### Objective
Can you write out all of the material below, word for word?

### Data for this exercise
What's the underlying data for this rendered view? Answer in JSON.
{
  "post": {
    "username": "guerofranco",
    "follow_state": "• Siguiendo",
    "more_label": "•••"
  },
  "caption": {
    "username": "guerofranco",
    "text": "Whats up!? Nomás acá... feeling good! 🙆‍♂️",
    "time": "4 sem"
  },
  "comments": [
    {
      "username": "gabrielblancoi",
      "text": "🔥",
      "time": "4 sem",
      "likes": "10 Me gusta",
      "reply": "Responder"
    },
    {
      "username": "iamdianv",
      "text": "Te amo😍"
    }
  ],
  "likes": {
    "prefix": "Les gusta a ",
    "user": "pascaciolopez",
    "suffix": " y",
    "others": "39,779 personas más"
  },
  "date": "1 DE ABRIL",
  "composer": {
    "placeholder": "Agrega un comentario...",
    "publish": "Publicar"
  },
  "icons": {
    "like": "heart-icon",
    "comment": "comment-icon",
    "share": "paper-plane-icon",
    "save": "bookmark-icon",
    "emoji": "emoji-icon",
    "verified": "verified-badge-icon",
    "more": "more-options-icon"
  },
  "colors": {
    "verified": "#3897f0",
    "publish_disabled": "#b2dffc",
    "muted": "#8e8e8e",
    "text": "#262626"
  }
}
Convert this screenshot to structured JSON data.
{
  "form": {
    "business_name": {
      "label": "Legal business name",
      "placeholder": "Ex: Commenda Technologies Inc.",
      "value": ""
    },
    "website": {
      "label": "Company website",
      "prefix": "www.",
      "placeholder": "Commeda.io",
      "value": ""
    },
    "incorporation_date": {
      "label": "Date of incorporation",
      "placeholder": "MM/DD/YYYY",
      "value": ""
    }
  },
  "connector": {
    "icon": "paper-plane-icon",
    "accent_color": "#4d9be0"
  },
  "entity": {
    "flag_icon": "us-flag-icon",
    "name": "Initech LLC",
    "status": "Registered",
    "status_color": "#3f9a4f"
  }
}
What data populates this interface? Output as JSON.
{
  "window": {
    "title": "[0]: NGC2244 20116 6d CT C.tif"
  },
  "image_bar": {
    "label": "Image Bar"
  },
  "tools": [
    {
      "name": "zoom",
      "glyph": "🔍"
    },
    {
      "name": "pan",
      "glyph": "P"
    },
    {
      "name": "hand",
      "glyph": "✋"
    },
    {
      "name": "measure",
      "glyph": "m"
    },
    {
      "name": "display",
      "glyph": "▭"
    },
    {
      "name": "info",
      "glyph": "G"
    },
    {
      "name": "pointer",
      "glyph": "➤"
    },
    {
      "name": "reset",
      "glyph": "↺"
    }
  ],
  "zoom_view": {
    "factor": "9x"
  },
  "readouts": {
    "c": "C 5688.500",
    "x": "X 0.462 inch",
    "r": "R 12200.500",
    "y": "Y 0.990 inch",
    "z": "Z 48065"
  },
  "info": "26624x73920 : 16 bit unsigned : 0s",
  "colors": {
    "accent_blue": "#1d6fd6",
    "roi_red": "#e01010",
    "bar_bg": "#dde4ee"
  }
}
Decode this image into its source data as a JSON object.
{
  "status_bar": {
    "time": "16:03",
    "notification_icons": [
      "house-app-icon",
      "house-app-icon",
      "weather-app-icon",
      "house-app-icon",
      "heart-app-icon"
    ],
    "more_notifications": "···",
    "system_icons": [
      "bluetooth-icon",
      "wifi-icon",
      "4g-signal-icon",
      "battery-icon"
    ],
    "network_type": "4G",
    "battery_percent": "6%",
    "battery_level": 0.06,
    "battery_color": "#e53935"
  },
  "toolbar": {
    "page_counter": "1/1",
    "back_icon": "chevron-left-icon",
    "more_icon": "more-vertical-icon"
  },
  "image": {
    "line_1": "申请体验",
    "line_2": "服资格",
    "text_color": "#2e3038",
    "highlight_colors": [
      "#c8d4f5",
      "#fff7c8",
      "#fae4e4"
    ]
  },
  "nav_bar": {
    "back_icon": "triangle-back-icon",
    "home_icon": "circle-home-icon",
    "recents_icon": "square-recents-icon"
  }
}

### Task output
What's the underlying data for this rendered view? Answer in JSON.
{
  "post": {
    "username": "guerofranco",
    "follow_state": "• Siguiendo",
    "more_label": "•••"
  },
  "caption": {
    "username": "guerofranco",
    "text": "Whats up!? Nomás acá... feeling good! 🙆‍♂️",
    "time": "4 sem"
  },
  "comments": [
    {
      "username": "gabrielblancoi",
      "text": "🔥",
      "time": "4 sem",
      "likes": "10 Me gusta",
      "reply": "Responder"
    },
    {
      "username": "iamdianv",
      "text": "Te amo😍"
    }
  ],
  "likes": {
    "prefix": "Les gusta a ",
    "user": "pascaciolopez",
    "suffix": " y",
    "others": "39,779 personas más"
  },
  "date": "1 DE ABRIL",
  "composer": {
    "placeholder": "Agrega un comentario...",
    "publish": "Publicar"
  },
  "icons": {
    "like": "heart-icon",
    "comment": "comment-icon",
    "share": "paper-plane-icon",
    "save": "bookmark-icon",
    "emoji": "emoji-icon",
    "verified": "verified-badge-icon",
    "more": "more-options-icon"
  },
  "colors": {
    "verified": "#3897f0",
    "publish_disabled": "#b2dffc",
    "muted": "#8e8e8e",
    "text": "#262626"
  }
}
Convert this screenshot to structured JSON data.
{
  "form": {
    "business_name": {
      "label": "Legal business name",
      "placeholder": "Ex: Commenda Technologies Inc.",
      "value": ""
    },
    "website": {
      "label": "Company website",
      "prefix": "www.",
      "placeholder": "Commeda.io",
      "value": ""
    },
    "incorporation_date": {
      "label": "Date of incorporation",
      "placeholder": "MM/DD/YYYY",
      "value": ""
    }
  },
  "connector": {
    "icon": "paper-plane-icon",
    "accent_color": "#4d9be0"
  },
  "entity": {
    "flag_icon": "us-flag-icon",
    "name": "Initech LLC",
    "status": "Registered",
    "status_color": "#3f9a4f"
  }
}
What data populates this interface? Output as JSON.
{
  "window": {
    "title": "[0]: NGC2244 20116 6d CT C.tif"
  },
  "image_bar": {
    "label": "Image Bar"
  },
  "tools": [
    {
      "name": "zoom",
      "glyph": "🔍"
    },
    {
      "name": "pan",
      "glyph": "P"
    },
    {
      "name": "hand",
      "glyph": "✋"
    },
    {
      "name": "measure",
      "glyph": "m"
    },
    {
      "name": "display",
      "glyph": "▭"
    },
    {
      "name": "info",
      "glyph": "G"
    },
    {
      "name": "pointer",
      "glyph": "➤"
    },
    {
      "name": "reset",
      "glyph": "↺"
    }
  ],
  "zoom_view": {
    "factor": "9x"
  },
  "readouts": {
    "c": "C 5688.500",
    "x": "X 0.462 inch",
    "r": "R 12200.500",
    "y": "Y 0.990 inch",
    "z": "Z 48065"
  },
  "info": "26624x73920 : 16 bit unsigned : 0s",
  "colors": {
    "accent_blue": "#1d6fd6",
    "roi_red": "#e01010",
    "bar_bg": "#dde4ee"
  }
}
Decode this image into its source data as a JSON object.
{
  "status_bar": {
    "time": "16:03",
    "notification_icons": [
      "house-app-icon",
      "house-app-icon",
      "weather-app-icon",
      "house-app-icon",
      "heart-app-icon"
    ],
    "more_notifications": "···",
    "system_icons": [
      "bluetooth-icon",
      "wifi-icon",
      "4g-signal-icon",
      "battery-icon"
    ],
    "network_type": "4G",
    "battery_percent": "6%",
    "battery_level": 0.06,
    "battery_color": "#e53935"
  },
  "toolbar": {
    "page_counter": "1/1",
    "back_icon": "chevron-left-icon",
    "more_icon": "more-vertical-icon"
  },
  "image": {
    "line_1": "申请体验",
    "line_2": "服资格",
    "text_color": "#2e3038",
    "highlight_colors": [
      "#c8d4f5",
      "#fff7c8",
      "#fae4e4"
    ]
  },
  "nav_bar": {
    "back_icon": "triangle-back-icon",
    "home_icon": "circle-home-icon",
    "recents_icon": "square-recents-icon"
  }
}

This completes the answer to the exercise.